## Problem to solve
Keep the images out and copy every entry below exactly.

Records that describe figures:
******************************
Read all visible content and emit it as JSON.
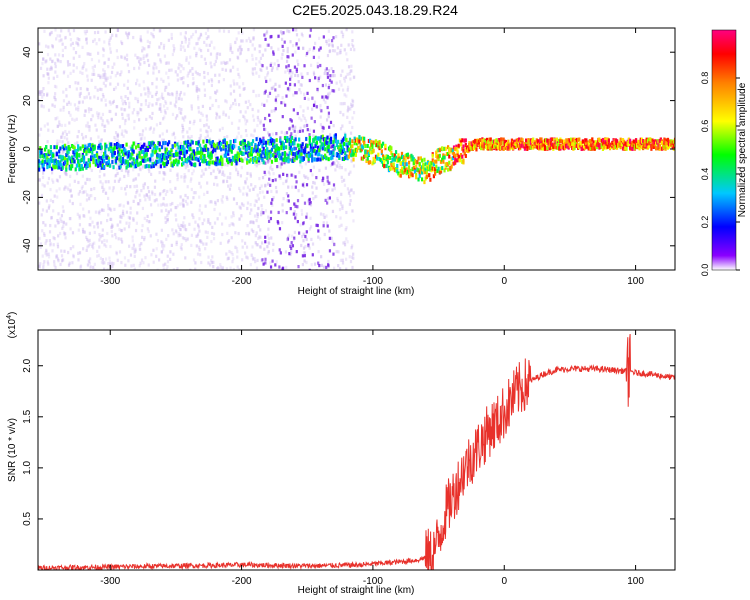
{
  "title": "C2E5.2025.043.18.29.R24",
  "colors": {
    "axis": "#000000",
    "snr_line": "#e8312b",
    "spectro_low": "#e6dcf5",
    "spectro_mid": "#7a1ee6"
  },
  "chart_data": [
    {
      "type": "heatmap",
      "xlabel": "Height of straight line (km)",
      "ylabel": "Frequency (Hz)",
      "xlim": [
        -355,
        130
      ],
      "ylim": [
        -50,
        50
      ],
      "xticks": [
        -300,
        -200,
        -100,
        0,
        100
      ],
      "yticks": [
        -40,
        -20,
        0,
        20,
        40
      ],
      "colorbar": {
        "label": "Normalized spectral amplitude",
        "range": [
          0,
          1
        ],
        "ticks": [
          "0.0",
          "0.2",
          "0.4",
          "0.6",
          "0.8"
        ],
        "colormap": [
          "#ffffff",
          "#8a00ff",
          "#0000ff",
          "#00c8ff",
          "#00ff00",
          "#ffff00",
          "#ff8000",
          "#ff0000",
          "#ff0080"
        ]
      },
      "ridge": [
        {
          "x": -355,
          "f": -4
        },
        {
          "x": -300,
          "f": -3
        },
        {
          "x": -250,
          "f": -2
        },
        {
          "x": -200,
          "f": -1
        },
        {
          "x": -150,
          "f": 0
        },
        {
          "x": -130,
          "f": 1
        },
        {
          "x": -110,
          "f": 0
        },
        {
          "x": -95,
          "f": -2
        },
        {
          "x": -85,
          "f": -5
        },
        {
          "x": -75,
          "f": -7
        },
        {
          "x": -60,
          "f": -9
        },
        {
          "x": -50,
          "f": -5
        },
        {
          "x": -40,
          "f": -3
        },
        {
          "x": -30,
          "f": 0
        },
        {
          "x": -20,
          "f": 2
        },
        {
          "x": 0,
          "f": 2
        },
        {
          "x": 50,
          "f": 2
        },
        {
          "x": 100,
          "f": 2
        },
        {
          "x": 130,
          "f": 2
        }
      ],
      "grid": false
    },
    {
      "type": "line",
      "xlabel": "Height of straight line (km)",
      "ylabel": "SNR (10 * v/v)",
      "scale_note": "(x10^4)",
      "xlim": [
        -355,
        130
      ],
      "ylim": [
        0,
        2.35
      ],
      "xticks": [
        -300,
        -200,
        -100,
        0,
        100
      ],
      "yticks": [
        "0.5",
        "1.0",
        "1.5",
        "2.0"
      ],
      "series": [
        {
          "x": [
            -355,
            -300,
            -250,
            -200,
            -150,
            -110,
            -80,
            -65,
            -55,
            -50,
            -45,
            -40,
            -35,
            -30,
            -25,
            -20,
            -15,
            -10,
            -5,
            0,
            5,
            10,
            20,
            30,
            40,
            50,
            60,
            70,
            80,
            90,
            95,
            100,
            110,
            120,
            130
          ],
          "values": [
            0.02,
            0.03,
            0.04,
            0.05,
            0.04,
            0.05,
            0.08,
            0.1,
            0.15,
            0.3,
            0.55,
            0.7,
            0.85,
            1.0,
            1.1,
            1.2,
            1.3,
            1.4,
            1.45,
            1.55,
            1.65,
            1.75,
            1.85,
            1.92,
            1.96,
            1.97,
            1.97,
            1.97,
            1.96,
            1.95,
            1.95,
            1.93,
            1.92,
            1.9,
            1.88
          ]
        }
      ],
      "grid": false
    }
  ]
}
******************************
## Result of the task
Read all visible content and emit it as JSON.
{
  "title": "C2E5.2025.043.18.29.R24",
  "colors": {
    "axis": "#000000",
    "snr_line": "#e8312b",
    "spectro_low": "#e6dcf5",
    "spectro_mid": "#7a1ee6"
  },
  "chart_data": [
    {
      "type": "heatmap",
      "xlabel": "Height of straight line (km)",
      "ylabel": "Frequency (Hz)",
      "xlim": [
        -355,
        130
      ],
      "ylim": [
        -50,
        50
      ],
      "xticks": [
        -300,
        -200,
        -100,
        0,
        100
      ],
      "yticks": [
        -40,
        -20,
        0,
        20,
        40
      ],
      "colorbar": {
        "label": "Normalized spectral amplitude",
        "range": [
          0,
          1
        ],
        "ticks": [
          "0.0",
          "0.2",
          "0.4",
          "0.6",
          "0.8"
        ],
        "colormap": [
          "#ffffff",
          "#8a00ff",
          "#0000ff",
          "#00c8ff",
          "#00ff00",
          "#ffff00",
          "#ff8000",
          "#ff0000",
          "#ff0080"
        ]
      },
      "ridge": [
        {
          "x": -355,
          "f": -4
        },
        {
          "x": -300,
          "f": -3
        },
        {
          "x": -250,
          "f": -2
        },
        {
          "x": -200,
          "f": -1
        },
        {
          "x": -150,
          "f": 0
        },
        {
          "x": -130,
          "f": 1
        },
        {
          "x": -110,
          "f": 0
        },
        {
          "x": -95,
          "f": -2
        },
        {
          "x": -85,
          "f": -5
        },
        {
          "x": -75,
          "f": -7
        },
        {
          "x": -60,
          "f": -9
        },
        {
          "x": -50,
          "f": -5
        },
        {
          "x": -40,
          "f": -3
        },
        {
          "x": -30,
          "f": 0
        },
        {
          "x": -20,
          "f": 2
        },
        {
          "x": 0,
          "f": 2
        },
        {
          "x": 50,
          "f": 2
        },
        {
          "x": 100,
          "f": 2
        },
        {
          "x": 130,
          "f": 2
        }
      ],
      "grid": false
    },
    {
      "type": "line",
      "xlabel": "Height of straight line (km)",
      "ylabel": "SNR (10 * v/v)",
      "scale_note": "(x10^4)",
      "xlim": [
        -355,
        130
      ],
      "ylim": [
        0,
        2.35
      ],
      "xticks": [
        -300,
        -200,
        -100,
        0,
        100
      ],
      "yticks": [
        "0.5",
        "1.0",
        "1.5",
        "2.0"
      ],
      "series": [
        {
          "x": [
            -355,
            -300,
            -250,
            -200,
            -150,
            -110,
            -80,
            -65,
            -55,
            -50,
            -45,
            -40,
            -35,
            -30,
            -25,
            -20,
            -15,
            -10,
            -5,
            0,
            5,
            10,
            20,
            30,
            40,
            50,
            60,
            70,
            80,
            90,
            95,
            100,
            110,
            120,
            130
          ],
          "values": [
            0.02,
            0.03,
            0.04,
            0.05,
            0.04,
            0.05,
            0.08,
            0.1,
            0.15,
            0.3,
            0.55,
            0.7,
            0.85,
            1.0,
            1.1,
            1.2,
            1.3,
            1.4,
            1.45,
            1.55,
            1.65,
            1.75,
            1.85,
            1.92,
            1.96,
            1.97,
            1.97,
            1.97,
            1.96,
            1.95,
            1.95,
            1.93,
            1.92,
            1.9,
            1.88
          ]
        }
      ],
      "grid": false
    }
  ]
}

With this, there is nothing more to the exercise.